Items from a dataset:
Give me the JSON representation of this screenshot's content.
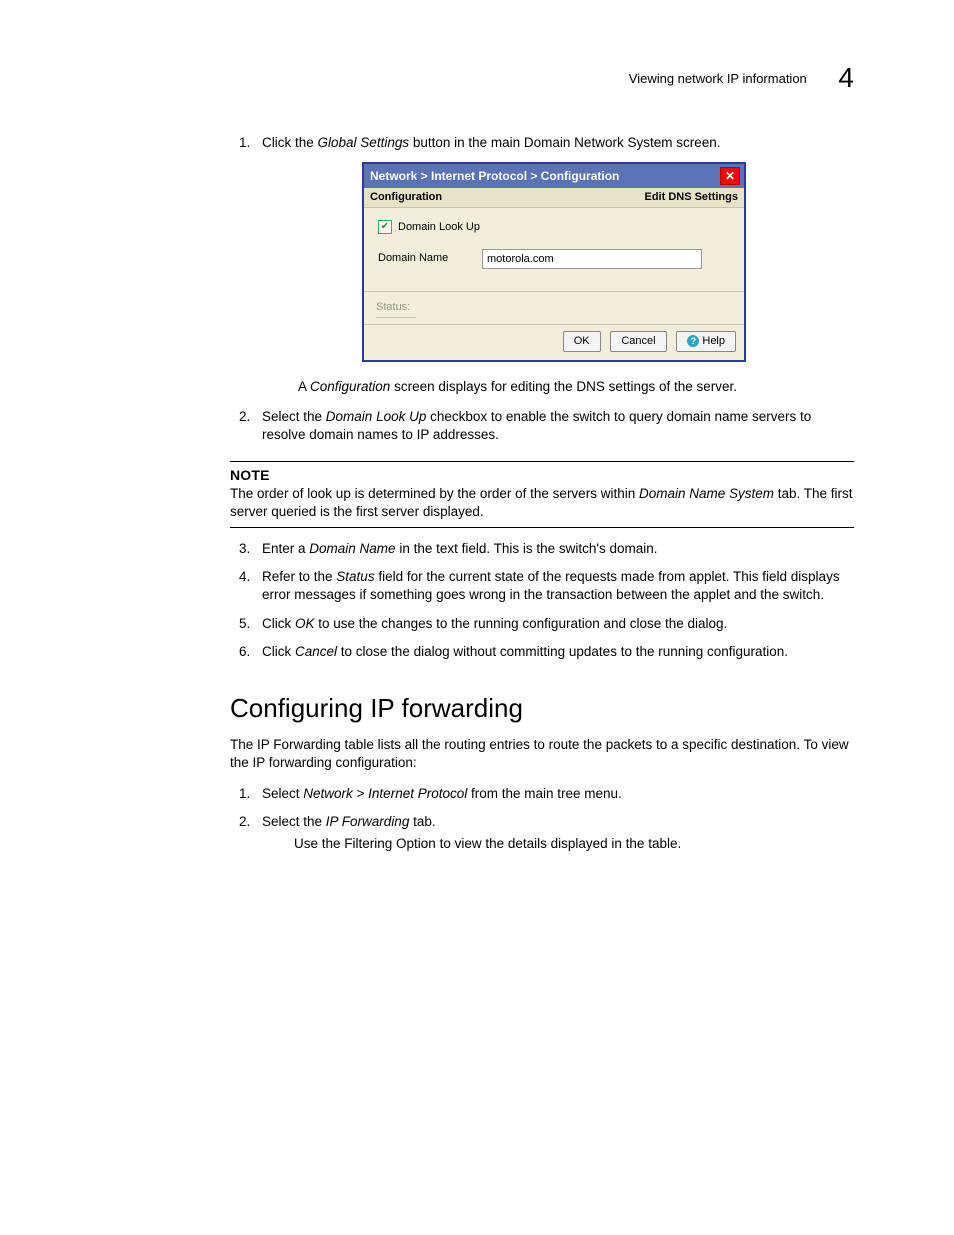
{
  "header": {
    "running_title": "Viewing network IP information",
    "chapter_number": "4"
  },
  "intro_step": {
    "before": "Click the ",
    "italic": "Global Settings",
    "after": " button in the main Domain Network System screen."
  },
  "dialog": {
    "breadcrumb": "Network > Internet Protocol > Configuration",
    "sub_left": "Configuration",
    "sub_right": "Edit DNS Settings",
    "checkbox_label": "Domain Look Up",
    "checkbox_checked": true,
    "field_label": "Domain Name",
    "field_value": "motorola.com",
    "status_label": "Status:",
    "buttons": {
      "ok": "OK",
      "cancel": "Cancel",
      "help": "Help"
    },
    "colors": {
      "frame_border": "#2a3d8f",
      "titlebar_bg": "#5a73b7",
      "body_bg": "#f1eedc",
      "close_bg": "#ff0000"
    }
  },
  "caption": {
    "before": "A ",
    "italic": "Configuration",
    "after": " screen displays for editing the DNS settings of the server."
  },
  "step2": {
    "before": "Select the ",
    "italic": "Domain Look Up",
    "after": " checkbox to enable the switch to query domain name servers to resolve domain names to IP addresses."
  },
  "note": {
    "label": "NOTE",
    "before": "The order of look up is determined by the order of the servers within ",
    "italic": "Domain Name System",
    "after": " tab. The first server queried is the first server displayed."
  },
  "step3": {
    "before": "Enter a ",
    "italic": "Domain Name",
    "after": " in the text field. This is the switch's domain."
  },
  "step4": {
    "before": "Refer to the ",
    "italic": "Status",
    "after": " field for the current state of the requests made from applet. This field displays error messages if something goes wrong in the transaction between the applet and the switch."
  },
  "step5": {
    "before": "Click ",
    "italic": "OK",
    "after": " to use the changes to the running configuration and close the dialog."
  },
  "step6": {
    "before": "Click ",
    "italic": "Cancel",
    "after": " to close the dialog without committing updates to the running configuration."
  },
  "section": {
    "title": "Configuring IP forwarding",
    "intro": "The IP Forwarding table lists all the routing entries to route the packets to a specific destination. To view the IP forwarding configuration:",
    "s1": {
      "before": "Select ",
      "italic": "Network > Internet Protocol",
      "after": " from the main tree menu."
    },
    "s2": {
      "before": "Select the ",
      "italic": "IP Forwarding",
      "after": " tab."
    },
    "s2_sub": "Use the Filtering Option to view the details displayed in the table."
  }
}
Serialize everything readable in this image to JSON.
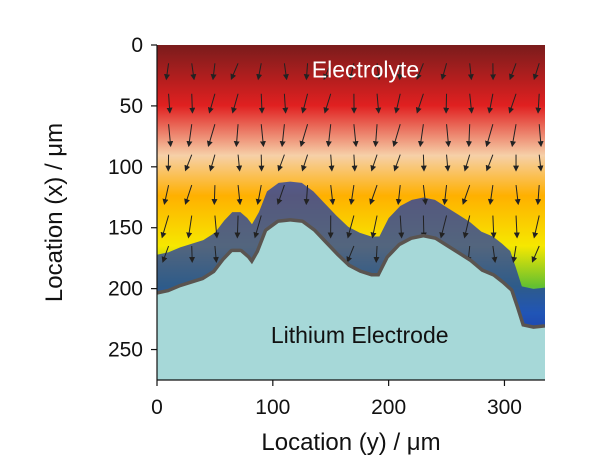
{
  "chart_data": {
    "type": "heatmap",
    "xlabel": "Location (y) / μm",
    "ylabel": "Location (x) / μm",
    "xlim": [
      0,
      335
    ],
    "ylim": [
      0,
      275
    ],
    "y_inverted": true,
    "x_ticks": [
      0,
      100,
      200,
      300
    ],
    "y_ticks": [
      0,
      50,
      100,
      150,
      200,
      250
    ],
    "annotations": [
      {
        "text": "Electrolyte",
        "x": 180,
        "y": 20,
        "color": "#ffffff"
      },
      {
        "text": "Lithium Electrode",
        "x": 175,
        "y": 238,
        "color": "#111111"
      }
    ],
    "colormap": [
      "#7a1c1c",
      "#e02020",
      "#f6d0a8",
      "#ffb000",
      "#f6e800",
      "#64c030",
      "#2fa8e0",
      "#1c3aa8"
    ],
    "electrode_color": "#a6d8d8",
    "deposit_color": "#5a5450",
    "electrode_surface": [
      [
        0,
        205
      ],
      [
        10,
        203
      ],
      [
        20,
        199
      ],
      [
        30,
        196
      ],
      [
        40,
        193
      ],
      [
        50,
        187
      ],
      [
        58,
        177
      ],
      [
        65,
        170
      ],
      [
        72,
        170
      ],
      [
        78,
        175
      ],
      [
        82,
        180
      ],
      [
        88,
        170
      ],
      [
        95,
        153
      ],
      [
        105,
        146
      ],
      [
        115,
        145
      ],
      [
        125,
        146
      ],
      [
        135,
        153
      ],
      [
        145,
        163
      ],
      [
        155,
        173
      ],
      [
        165,
        182
      ],
      [
        175,
        187
      ],
      [
        185,
        190
      ],
      [
        192,
        190
      ],
      [
        200,
        175
      ],
      [
        210,
        165
      ],
      [
        220,
        160
      ],
      [
        230,
        158
      ],
      [
        240,
        160
      ],
      [
        250,
        166
      ],
      [
        260,
        172
      ],
      [
        270,
        178
      ],
      [
        280,
        186
      ],
      [
        290,
        190
      ],
      [
        298,
        196
      ],
      [
        305,
        202
      ],
      [
        310,
        216
      ],
      [
        315,
        231
      ],
      [
        325,
        233
      ],
      [
        335,
        232
      ]
    ],
    "field_vectors": {
      "x": [
        10,
        30,
        50,
        70,
        90,
        110,
        130,
        150,
        170,
        190,
        210,
        230,
        250,
        270,
        290,
        310,
        330
      ],
      "y": [
        15,
        40,
        65,
        90,
        115,
        140,
        165
      ],
      "direction": "down-toward-electrode"
    }
  }
}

:: TASK ::
Copy all the lines of data exactly as they appear, dropping any images.

:: RESPONSE BELOW ::
Give me the JSON representation of this screenshot's content.
{
  "header": {
    "running_title": "Viewing network IP information",
    "chapter_number": "4"
  },
  "intro_step": {
    "before": "Click the ",
    "italic": "Global Settings",
    "after": " button in the main Domain Network System screen."
  },
  "dialog": {
    "breadcrumb": "Network > Internet Protocol > Configuration",
    "sub_left": "Configuration",
    "sub_right": "Edit DNS Settings",
    "checkbox_label": "Domain Look Up",
    "checkbox_checked": true,
    "field_label": "Domain Name",
    "field_value": "motorola.com",
    "status_label": "Status:",
    "buttons": {
      "ok": "OK",
      "cancel": "Cancel",
      "help": "Help"
    },
    "colors": {
      "frame_border": "#2a3d8f",
      "titlebar_bg": "#5a73b7",
      "body_bg": "#f1eedc",
      "close_bg": "#ff0000"
    }
  },
  "caption": {
    "before": "A ",
    "italic": "Configuration",
    "after": " screen displays for editing the DNS settings of the server."
  },
  "step2": {
    "before": "Select the ",
    "italic": "Domain Look Up",
    "after": " checkbox to enable the switch to query domain name servers to resolve domain names to IP addresses."
  },
  "note": {
    "label": "NOTE",
    "before": "The order of look up is determined by the order of the servers within ",
    "italic": "Domain Name System",
    "after": " tab. The first server queried is the first server displayed."
  },
  "step3": {
    "before": "Enter a ",
    "italic": "Domain Name",
    "after": " in the text field. This is the switch's domain."
  },
  "step4": {
    "before": "Refer to the ",
    "italic": "Status",
    "after": " field for the current state of the requests made from applet. This field displays error messages if something goes wrong in the transaction between the applet and the switch."
  },
  "step5": {
    "before": "Click ",
    "italic": "OK",
    "after": " to use the changes to the running configuration and close the dialog."
  },
  "step6": {
    "before": "Click ",
    "italic": "Cancel",
    "after": " to close the dialog without committing updates to the running configuration."
  },
  "section": {
    "title": "Configuring IP forwarding",
    "intro": "The IP Forwarding table lists all the routing entries to route the packets to a specific destination. To view the IP forwarding configuration:",
    "s1": {
      "before": "Select ",
      "italic": "Network > Internet Protocol",
      "after": " from the main tree menu."
    },
    "s2": {
      "before": "Select the ",
      "italic": "IP Forwarding",
      "after": " tab."
    },
    "s2_sub": "Use the Filtering Option to view the details displayed in the table."
  }
}
Serialize everything readable in this image to JSON.
{
  "chart_data": {
    "type": "heatmap",
    "xlabel": "Location (y) / μm",
    "ylabel": "Location (x) / μm",
    "xlim": [
      0,
      335
    ],
    "ylim": [
      0,
      275
    ],
    "y_inverted": true,
    "x_ticks": [
      0,
      100,
      200,
      300
    ],
    "y_ticks": [
      0,
      50,
      100,
      150,
      200,
      250
    ],
    "annotations": [
      {
        "text": "Electrolyte",
        "x": 180,
        "y": 20,
        "color": "#ffffff"
      },
      {
        "text": "Lithium Electrode",
        "x": 175,
        "y": 238,
        "color": "#111111"
      }
    ],
    "colormap": [
      "#7a1c1c",
      "#e02020",
      "#f6d0a8",
      "#ffb000",
      "#f6e800",
      "#64c030",
      "#2fa8e0",
      "#1c3aa8"
    ],
    "electrode_color": "#a6d8d8",
    "deposit_color": "#5a5450",
    "electrode_surface": [
      [
        0,
        205
      ],
      [
        10,
        203
      ],
      [
        20,
        199
      ],
      [
        30,
        196
      ],
      [
        40,
        193
      ],
      [
        50,
        187
      ],
      [
        58,
        177
      ],
      [
        65,
        170
      ],
      [
        72,
        170
      ],
      [
        78,
        175
      ],
      [
        82,
        180
      ],
      [
        88,
        170
      ],
      [
        95,
        153
      ],
      [
        105,
        146
      ],
      [
        115,
        145
      ],
      [
        125,
        146
      ],
      [
        135,
        153
      ],
      [
        145,
        163
      ],
      [
        155,
        173
      ],
      [
        165,
        182
      ],
      [
        175,
        187
      ],
      [
        185,
        190
      ],
      [
        192,
        190
      ],
      [
        200,
        175
      ],
      [
        210,
        165
      ],
      [
        220,
        160
      ],
      [
        230,
        158
      ],
      [
        240,
        160
      ],
      [
        250,
        166
      ],
      [
        260,
        172
      ],
      [
        270,
        178
      ],
      [
        280,
        186
      ],
      [
        290,
        190
      ],
      [
        298,
        196
      ],
      [
        305,
        202
      ],
      [
        310,
        216
      ],
      [
        315,
        231
      ],
      [
        325,
        233
      ],
      [
        335,
        232
      ]
    ],
    "field_vectors": {
      "x": [
        10,
        30,
        50,
        70,
        90,
        110,
        130,
        150,
        170,
        190,
        210,
        230,
        250,
        270,
        290,
        310,
        330
      ],
      "y": [
        15,
        40,
        65,
        90,
        115,
        140,
        165
      ],
      "direction": "down-toward-electrode"
    }
  }
}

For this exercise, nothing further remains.